SHORT PROBLEM: Transcribe the lines exactly, beginning with the one that contains "Read out every word on this page." and ending with the final line of the records. Do not transcribe pictures.

INFORMATION SUPPLIED:
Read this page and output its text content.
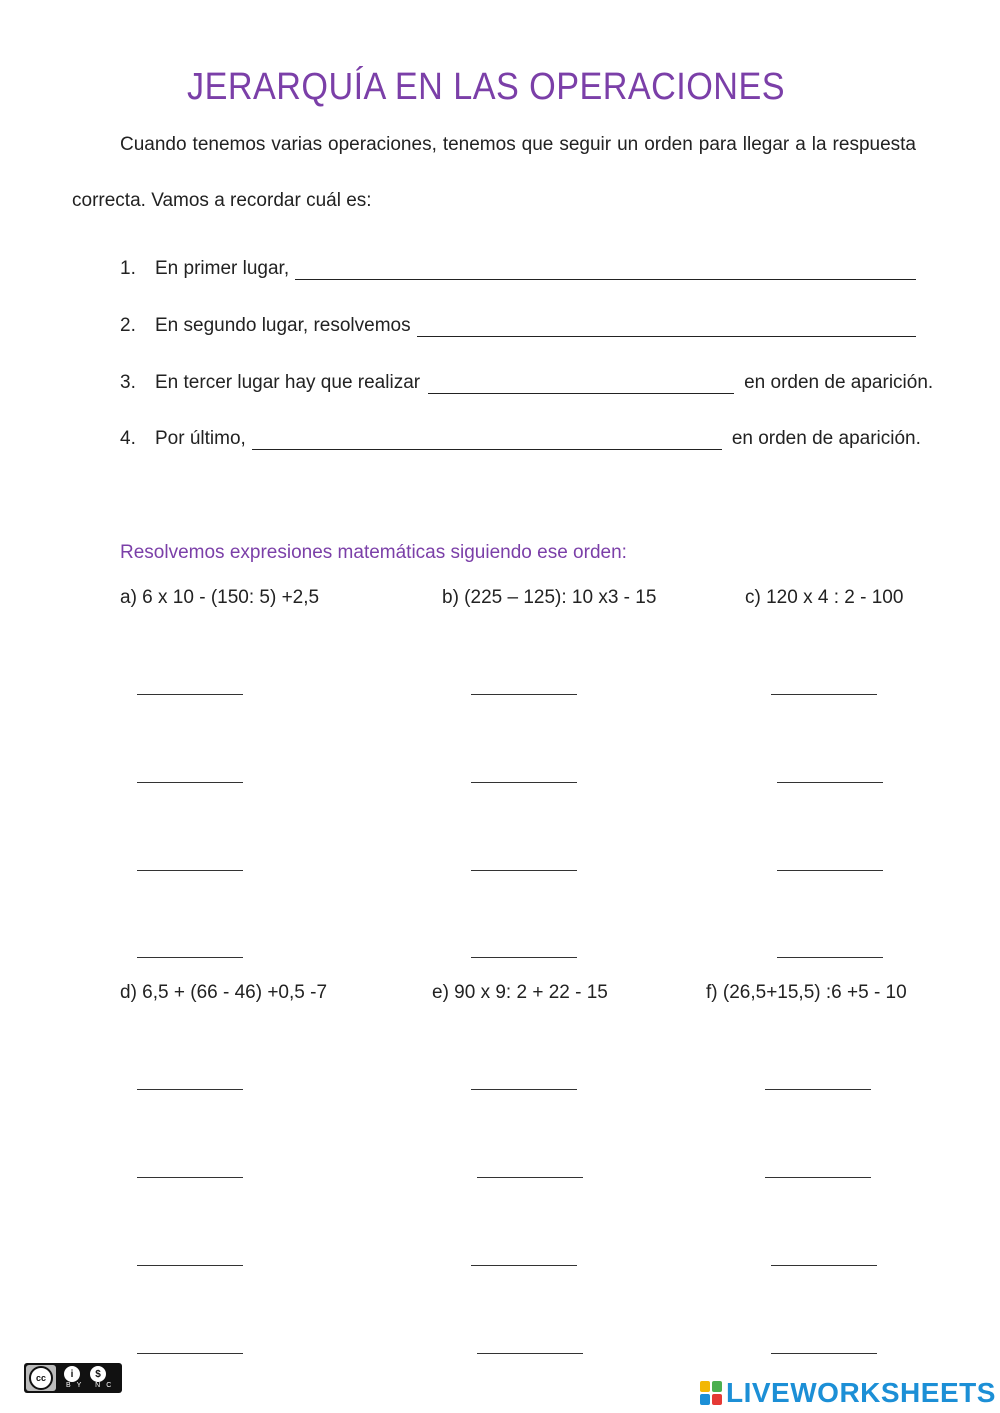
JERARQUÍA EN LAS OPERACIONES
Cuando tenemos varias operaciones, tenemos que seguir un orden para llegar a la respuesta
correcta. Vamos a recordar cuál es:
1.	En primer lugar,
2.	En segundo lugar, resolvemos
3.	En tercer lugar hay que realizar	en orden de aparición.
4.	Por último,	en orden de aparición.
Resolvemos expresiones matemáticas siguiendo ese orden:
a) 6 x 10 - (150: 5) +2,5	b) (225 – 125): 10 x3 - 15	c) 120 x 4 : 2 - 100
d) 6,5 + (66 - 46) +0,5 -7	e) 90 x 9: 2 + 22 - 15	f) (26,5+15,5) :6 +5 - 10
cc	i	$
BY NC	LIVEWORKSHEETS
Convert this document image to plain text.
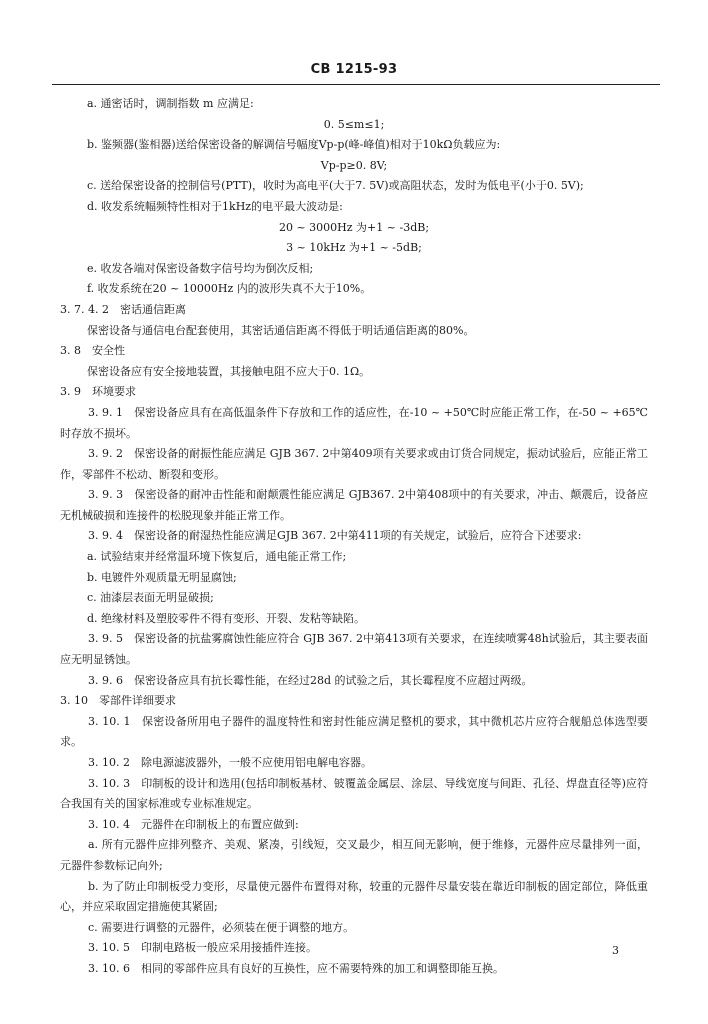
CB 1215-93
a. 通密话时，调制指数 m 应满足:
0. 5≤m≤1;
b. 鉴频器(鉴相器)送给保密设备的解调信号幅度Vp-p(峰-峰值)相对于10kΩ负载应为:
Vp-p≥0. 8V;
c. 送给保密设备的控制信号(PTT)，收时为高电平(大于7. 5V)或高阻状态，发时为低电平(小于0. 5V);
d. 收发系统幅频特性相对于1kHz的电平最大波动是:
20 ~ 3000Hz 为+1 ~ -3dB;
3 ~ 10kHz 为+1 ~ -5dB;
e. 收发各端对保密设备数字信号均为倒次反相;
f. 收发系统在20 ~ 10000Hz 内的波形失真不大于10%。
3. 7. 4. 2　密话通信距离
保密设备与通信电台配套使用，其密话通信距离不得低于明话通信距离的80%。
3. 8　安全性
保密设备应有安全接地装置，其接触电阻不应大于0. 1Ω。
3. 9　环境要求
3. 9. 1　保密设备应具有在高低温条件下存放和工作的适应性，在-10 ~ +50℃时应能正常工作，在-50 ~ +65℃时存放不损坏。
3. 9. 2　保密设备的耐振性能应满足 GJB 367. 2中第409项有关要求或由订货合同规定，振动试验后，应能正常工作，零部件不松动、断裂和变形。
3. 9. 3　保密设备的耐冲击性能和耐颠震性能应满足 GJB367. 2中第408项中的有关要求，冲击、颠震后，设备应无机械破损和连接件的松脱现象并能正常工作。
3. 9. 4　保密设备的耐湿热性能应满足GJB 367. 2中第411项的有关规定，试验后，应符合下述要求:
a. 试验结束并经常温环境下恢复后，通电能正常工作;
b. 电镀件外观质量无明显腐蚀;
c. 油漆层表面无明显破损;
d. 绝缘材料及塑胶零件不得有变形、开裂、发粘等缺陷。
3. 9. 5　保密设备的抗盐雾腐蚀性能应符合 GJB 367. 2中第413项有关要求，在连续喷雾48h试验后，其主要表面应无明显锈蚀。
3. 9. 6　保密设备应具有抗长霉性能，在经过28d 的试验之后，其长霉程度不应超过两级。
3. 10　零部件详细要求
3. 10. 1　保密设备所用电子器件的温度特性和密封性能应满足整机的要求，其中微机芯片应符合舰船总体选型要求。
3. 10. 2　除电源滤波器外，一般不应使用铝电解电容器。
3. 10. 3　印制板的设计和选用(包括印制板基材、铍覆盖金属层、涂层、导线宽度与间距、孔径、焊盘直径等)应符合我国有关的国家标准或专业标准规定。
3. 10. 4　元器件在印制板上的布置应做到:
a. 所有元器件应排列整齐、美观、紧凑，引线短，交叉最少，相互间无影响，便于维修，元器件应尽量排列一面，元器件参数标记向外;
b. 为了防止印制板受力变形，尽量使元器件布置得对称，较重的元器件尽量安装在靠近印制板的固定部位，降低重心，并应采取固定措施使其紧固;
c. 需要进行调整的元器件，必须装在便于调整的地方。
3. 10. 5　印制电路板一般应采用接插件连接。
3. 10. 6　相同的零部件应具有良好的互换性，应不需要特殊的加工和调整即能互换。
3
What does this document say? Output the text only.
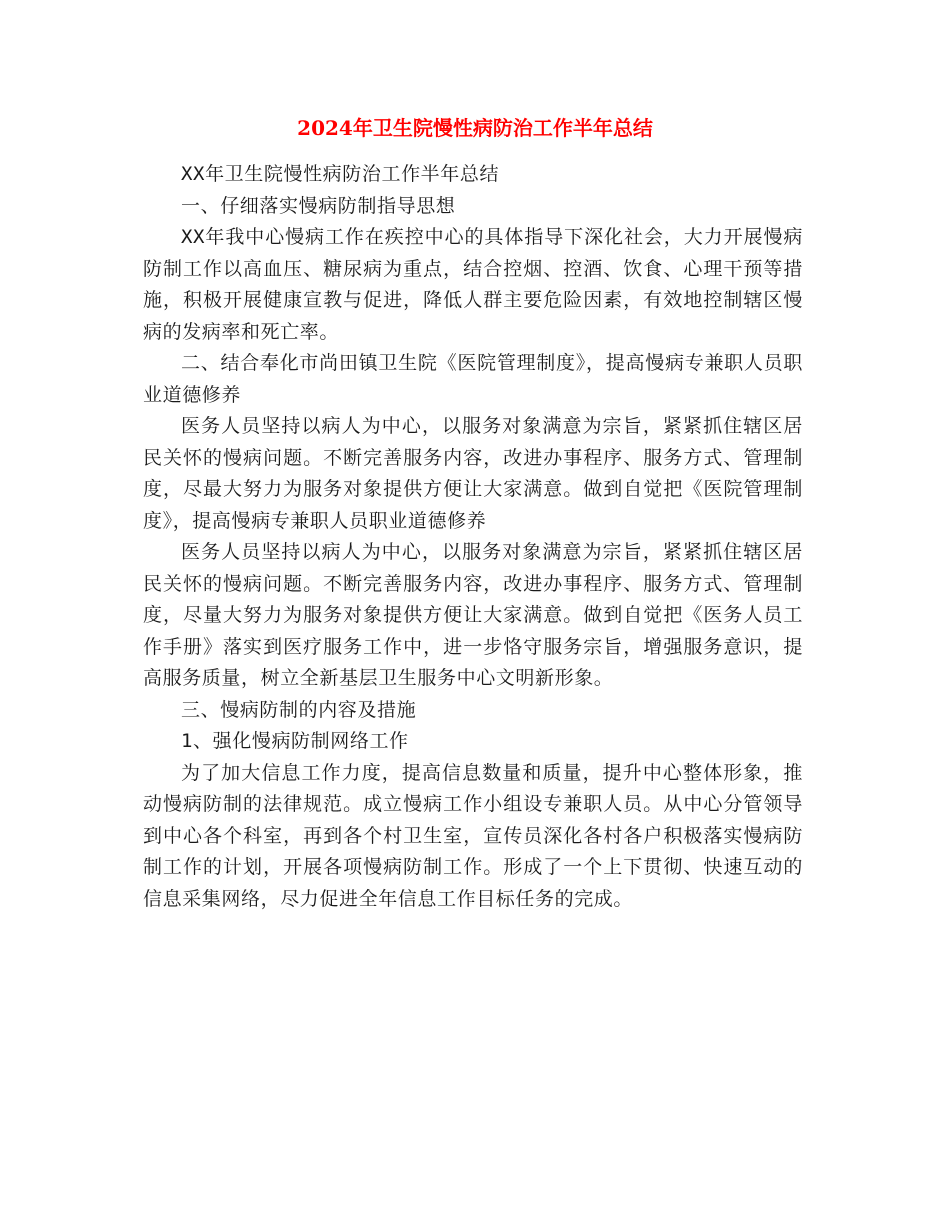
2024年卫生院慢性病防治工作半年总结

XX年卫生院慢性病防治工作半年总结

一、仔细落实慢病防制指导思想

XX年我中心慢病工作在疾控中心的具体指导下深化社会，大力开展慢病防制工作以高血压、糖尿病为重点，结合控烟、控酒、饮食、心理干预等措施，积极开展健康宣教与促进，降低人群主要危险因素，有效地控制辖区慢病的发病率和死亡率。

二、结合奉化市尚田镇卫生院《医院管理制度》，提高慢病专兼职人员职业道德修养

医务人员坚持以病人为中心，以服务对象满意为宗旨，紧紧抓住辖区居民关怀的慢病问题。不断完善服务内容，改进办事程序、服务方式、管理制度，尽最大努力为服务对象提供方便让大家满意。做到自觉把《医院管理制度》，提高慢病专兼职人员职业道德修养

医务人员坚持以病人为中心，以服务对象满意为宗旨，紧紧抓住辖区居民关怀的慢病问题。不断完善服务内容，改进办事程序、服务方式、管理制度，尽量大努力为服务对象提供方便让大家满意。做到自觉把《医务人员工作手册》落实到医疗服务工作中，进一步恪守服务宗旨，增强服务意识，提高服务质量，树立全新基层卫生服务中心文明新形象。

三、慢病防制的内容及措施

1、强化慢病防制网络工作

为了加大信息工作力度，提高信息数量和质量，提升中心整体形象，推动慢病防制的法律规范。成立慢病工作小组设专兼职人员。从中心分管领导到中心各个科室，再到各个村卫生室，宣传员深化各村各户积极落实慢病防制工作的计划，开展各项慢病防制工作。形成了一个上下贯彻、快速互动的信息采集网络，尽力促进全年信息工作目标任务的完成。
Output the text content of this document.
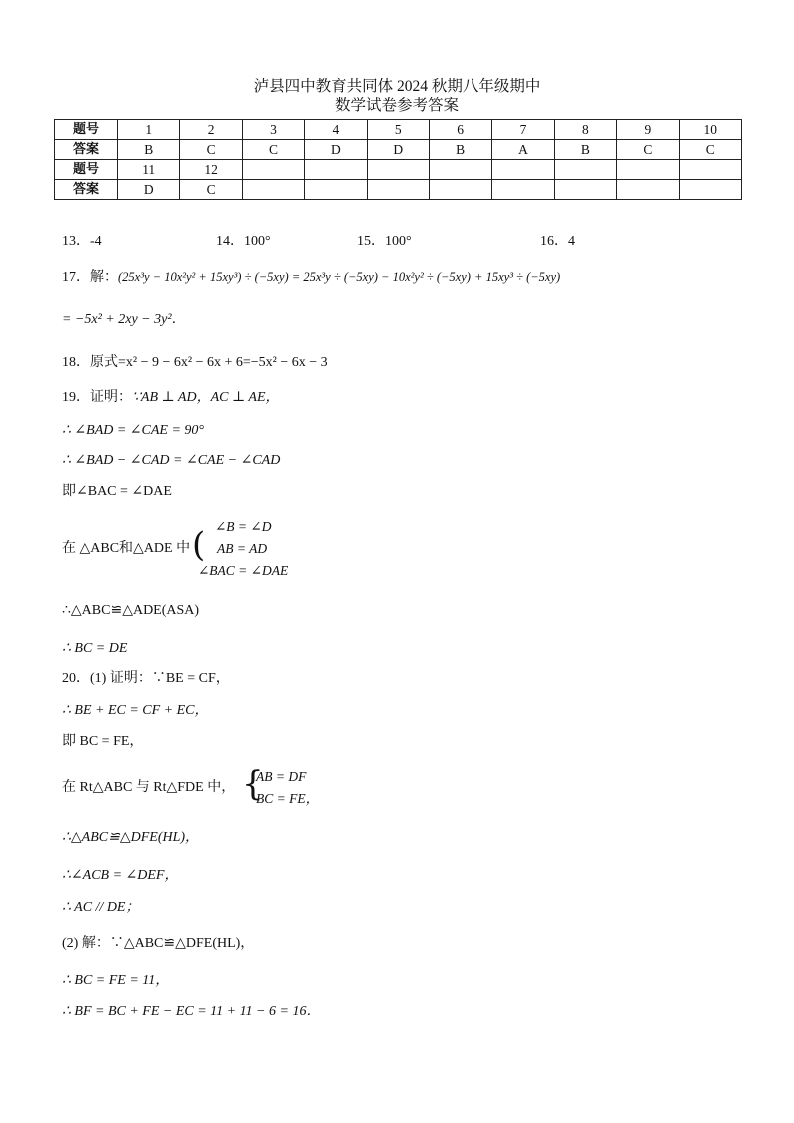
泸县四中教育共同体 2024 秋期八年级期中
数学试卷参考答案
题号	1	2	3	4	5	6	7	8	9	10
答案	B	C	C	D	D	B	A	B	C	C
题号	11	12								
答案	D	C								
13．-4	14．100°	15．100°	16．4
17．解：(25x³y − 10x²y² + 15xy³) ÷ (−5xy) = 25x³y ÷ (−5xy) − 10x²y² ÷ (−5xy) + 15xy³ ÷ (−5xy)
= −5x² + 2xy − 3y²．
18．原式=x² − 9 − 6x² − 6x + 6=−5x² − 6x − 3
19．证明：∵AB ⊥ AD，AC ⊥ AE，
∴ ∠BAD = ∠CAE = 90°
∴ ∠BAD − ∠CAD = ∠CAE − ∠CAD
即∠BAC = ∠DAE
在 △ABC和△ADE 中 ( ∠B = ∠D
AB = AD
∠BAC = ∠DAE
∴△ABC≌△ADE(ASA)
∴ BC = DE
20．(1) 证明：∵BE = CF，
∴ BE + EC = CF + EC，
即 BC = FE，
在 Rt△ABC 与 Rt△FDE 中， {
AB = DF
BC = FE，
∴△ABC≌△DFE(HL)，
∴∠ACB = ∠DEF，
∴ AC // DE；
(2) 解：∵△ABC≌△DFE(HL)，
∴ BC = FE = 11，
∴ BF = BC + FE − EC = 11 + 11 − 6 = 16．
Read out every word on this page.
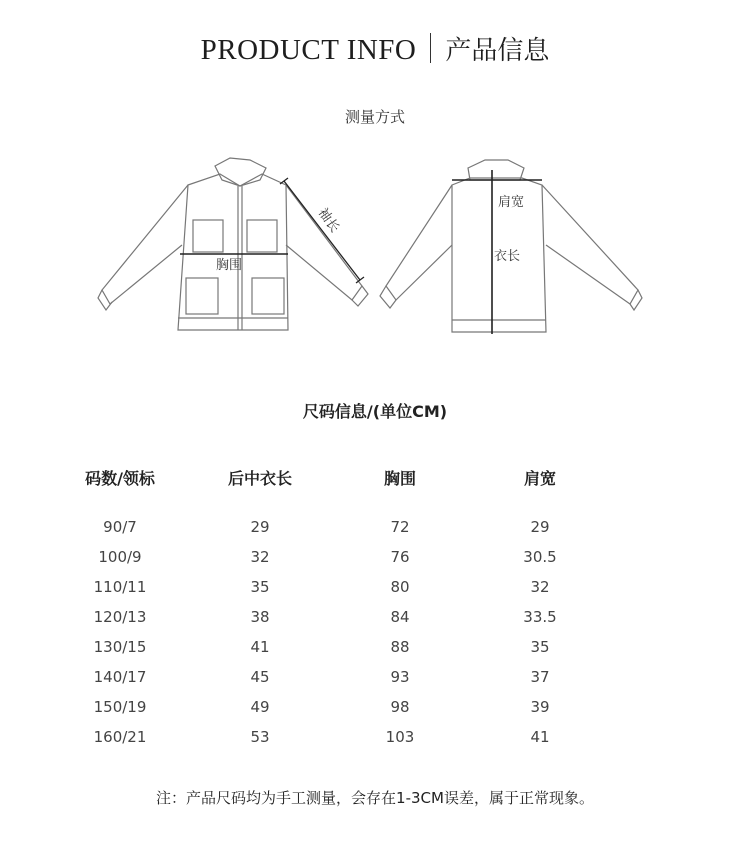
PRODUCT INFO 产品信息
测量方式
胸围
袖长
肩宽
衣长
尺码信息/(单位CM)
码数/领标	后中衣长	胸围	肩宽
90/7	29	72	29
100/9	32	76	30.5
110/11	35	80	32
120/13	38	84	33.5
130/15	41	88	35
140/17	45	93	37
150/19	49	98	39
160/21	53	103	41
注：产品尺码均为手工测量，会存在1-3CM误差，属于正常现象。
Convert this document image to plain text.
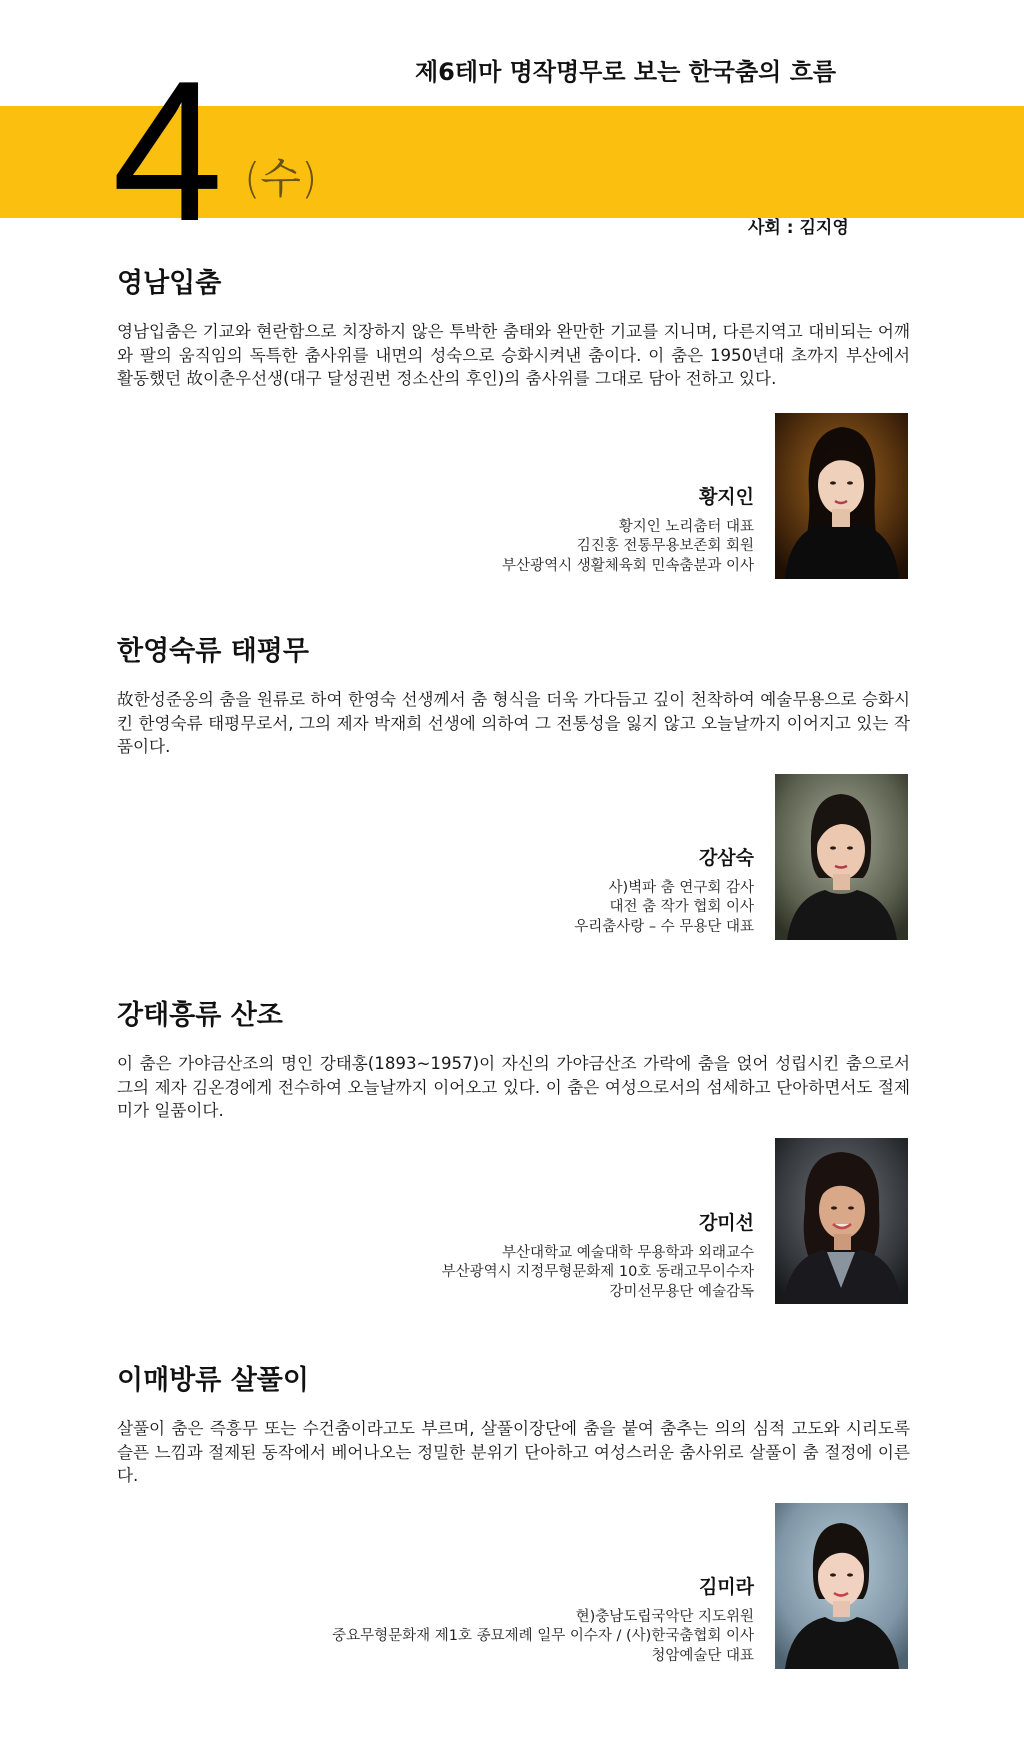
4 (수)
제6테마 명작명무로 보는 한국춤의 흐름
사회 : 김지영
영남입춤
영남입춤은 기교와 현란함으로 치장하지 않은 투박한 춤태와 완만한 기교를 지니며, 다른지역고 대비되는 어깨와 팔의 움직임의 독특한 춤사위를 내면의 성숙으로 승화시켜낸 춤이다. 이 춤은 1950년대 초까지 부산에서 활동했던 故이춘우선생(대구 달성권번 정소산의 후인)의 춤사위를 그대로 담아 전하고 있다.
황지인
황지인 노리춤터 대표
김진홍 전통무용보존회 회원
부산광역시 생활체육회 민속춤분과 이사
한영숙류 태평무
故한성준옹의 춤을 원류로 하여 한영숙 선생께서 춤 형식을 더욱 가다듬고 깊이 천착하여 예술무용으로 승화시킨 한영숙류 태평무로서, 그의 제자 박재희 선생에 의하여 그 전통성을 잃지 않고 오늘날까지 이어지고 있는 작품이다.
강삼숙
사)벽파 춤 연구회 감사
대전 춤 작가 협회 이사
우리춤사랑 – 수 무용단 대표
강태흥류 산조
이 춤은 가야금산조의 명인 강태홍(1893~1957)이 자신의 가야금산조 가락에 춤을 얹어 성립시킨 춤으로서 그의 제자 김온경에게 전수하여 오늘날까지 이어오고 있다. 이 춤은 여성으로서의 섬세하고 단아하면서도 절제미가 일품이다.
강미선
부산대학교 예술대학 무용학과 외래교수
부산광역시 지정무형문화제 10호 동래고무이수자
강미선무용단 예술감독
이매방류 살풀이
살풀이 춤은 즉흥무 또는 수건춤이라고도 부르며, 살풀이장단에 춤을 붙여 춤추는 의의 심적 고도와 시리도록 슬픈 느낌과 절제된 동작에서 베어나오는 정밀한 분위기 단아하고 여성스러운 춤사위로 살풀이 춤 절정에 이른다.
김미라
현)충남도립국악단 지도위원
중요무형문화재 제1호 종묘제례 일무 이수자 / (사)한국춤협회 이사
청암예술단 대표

RESPONSE:
Read out every word on this page.
PRODUCT INFO 产品信息
测量方式
胸围
袖长
肩宽
衣长
尺码信息/(单位CM)
码数/领标	后中衣长	胸围	肩宽
90/7	29	72	29
100/9	32	76	30.5
110/11	35	80	32
120/13	38	84	33.5
130/15	41	88	35
140/17	45	93	37
150/19	49	98	39
160/21	53	103	41
注：产品尺码均为手工测量，会存在1-3CM误差，属于正常现象。
Convert this document image to plain text.
4 (수)
제6테마 명작명무로 보는 한국춤의 흐름
사회 : 김지영
영남입춤
영남입춤은 기교와 현란함으로 치장하지 않은 투박한 춤태와 완만한 기교를 지니며, 다른지역고 대비되는 어깨와 팔의 움직임의 독특한 춤사위를 내면의 성숙으로 승화시켜낸 춤이다. 이 춤은 1950년대 초까지 부산에서 활동했던 故이춘우선생(대구 달성권번 정소산의 후인)의 춤사위를 그대로 담아 전하고 있다.
황지인
황지인 노리춤터 대표
김진홍 전통무용보존회 회원
부산광역시 생활체육회 민속춤분과 이사
한영숙류 태평무
故한성준옹의 춤을 원류로 하여 한영숙 선생께서 춤 형식을 더욱 가다듬고 깊이 천착하여 예술무용으로 승화시킨 한영숙류 태평무로서, 그의 제자 박재희 선생에 의하여 그 전통성을 잃지 않고 오늘날까지 이어지고 있는 작품이다.
강삼숙
사)벽파 춤 연구회 감사
대전 춤 작가 협회 이사
우리춤사랑 – 수 무용단 대표
강태흥류 산조
이 춤은 가야금산조의 명인 강태홍(1893~1957)이 자신의 가야금산조 가락에 춤을 얹어 성립시킨 춤으로서 그의 제자 김온경에게 전수하여 오늘날까지 이어오고 있다. 이 춤은 여성으로서의 섬세하고 단아하면서도 절제미가 일품이다.
강미선
부산대학교 예술대학 무용학과 외래교수
부산광역시 지정무형문화제 10호 동래고무이수자
강미선무용단 예술감독
이매방류 살풀이
살풀이 춤은 즉흥무 또는 수건춤이라고도 부르며, 살풀이장단에 춤을 붙여 춤추는 의의 심적 고도와 시리도록 슬픈 느낌과 절제된 동작에서 베어나오는 정밀한 분위기 단아하고 여성스러운 춤사위로 살풀이 춤 절정에 이른다.
김미라
현)충남도립국악단 지도위원
중요무형문화재 제1호 종묘제례 일무 이수자 / (사)한국춤협회 이사
청암예술단 대표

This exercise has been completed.